Task goal. Return all of the entries exactly, with nothing added or left out.

━━ Provided records ━━

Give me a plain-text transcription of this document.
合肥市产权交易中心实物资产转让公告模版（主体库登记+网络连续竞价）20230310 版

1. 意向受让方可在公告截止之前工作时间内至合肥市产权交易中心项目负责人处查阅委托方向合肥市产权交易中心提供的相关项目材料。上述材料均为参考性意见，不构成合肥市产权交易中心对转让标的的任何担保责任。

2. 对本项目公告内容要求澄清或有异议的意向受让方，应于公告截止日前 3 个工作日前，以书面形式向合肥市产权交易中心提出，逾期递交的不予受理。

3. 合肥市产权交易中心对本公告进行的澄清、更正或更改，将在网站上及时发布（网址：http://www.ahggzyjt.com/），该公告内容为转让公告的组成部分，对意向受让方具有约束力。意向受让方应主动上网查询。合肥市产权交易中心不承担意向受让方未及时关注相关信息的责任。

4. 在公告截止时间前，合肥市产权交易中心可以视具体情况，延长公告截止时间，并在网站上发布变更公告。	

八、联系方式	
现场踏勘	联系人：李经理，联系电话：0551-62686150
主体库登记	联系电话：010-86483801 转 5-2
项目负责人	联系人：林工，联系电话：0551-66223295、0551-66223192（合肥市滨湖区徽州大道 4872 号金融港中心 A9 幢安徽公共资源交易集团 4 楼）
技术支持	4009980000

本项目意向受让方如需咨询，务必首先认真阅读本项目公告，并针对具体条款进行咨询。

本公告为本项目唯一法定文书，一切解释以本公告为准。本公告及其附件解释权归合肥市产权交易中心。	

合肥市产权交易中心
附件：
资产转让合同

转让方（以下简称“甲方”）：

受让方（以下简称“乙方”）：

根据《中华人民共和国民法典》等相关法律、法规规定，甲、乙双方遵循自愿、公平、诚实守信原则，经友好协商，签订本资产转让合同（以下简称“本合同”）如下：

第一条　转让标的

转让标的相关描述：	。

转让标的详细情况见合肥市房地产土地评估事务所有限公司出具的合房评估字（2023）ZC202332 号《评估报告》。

━━━

Solution for this exercise.
Give me a plain-text transcription of this document.
合肥市产权交易中心实物资产转让公告模版（主体库登记+网络连续竞价）20230310 版

1. 意向受让方可在公告截止之前工作时间内至合肥市产权交易中心项目负责人处查阅委托方向合肥市产权交易中心提供的相关项目材料。上述材料均为参考性意见，不构成合肥市产权交易中心对转让标的的任何担保责任。

2. 对本项目公告内容要求澄清或有异议的意向受让方，应于公告截止日前 3 个工作日前，以书面形式向合肥市产权交易中心提出，逾期递交的不予受理。

3. 合肥市产权交易中心对本公告进行的澄清、更正或更改，将在网站上及时发布（网址：http://www.ahggzyjt.com/），该公告内容为转让公告的组成部分，对意向受让方具有约束力。意向受让方应主动上网查询。合肥市产权交易中心不承担意向受让方未及时关注相关信息的责任。

4. 在公告截止时间前，合肥市产权交易中心可以视具体情况，延长公告截止时间，并在网站上发布变更公告。	

八、联系方式	
现场踏勘	联系人：李经理，联系电话：0551-62686150
主体库登记	联系电话：010-86483801 转 5-2
项目负责人	联系人：林工，联系电话：0551-66223295、0551-66223192（合肥市滨湖区徽州大道 4872 号金融港中心 A9 幢安徽公共资源交易集团 4 楼）
技术支持	4009980000

本项目意向受让方如需咨询，务必首先认真阅读本项目公告，并针对具体条款进行咨询。

本公告为本项目唯一法定文书，一切解释以本公告为准。本公告及其附件解释权归合肥市产权交易中心。	

合肥市产权交易中心
附件：
资产转让合同

转让方（以下简称“甲方”）：

受让方（以下简称“乙方”）：

根据《中华人民共和国民法典》等相关法律、法规规定，甲、乙双方遵循自愿、公平、诚实守信原则，经友好协商，签订本资产转让合同（以下简称“本合同”）如下：

第一条　转让标的

转让标的相关描述：	。

转让标的详细情况见合肥市房地产土地评估事务所有限公司出具的合房评估字（2023）ZC202332 号《评估报告》。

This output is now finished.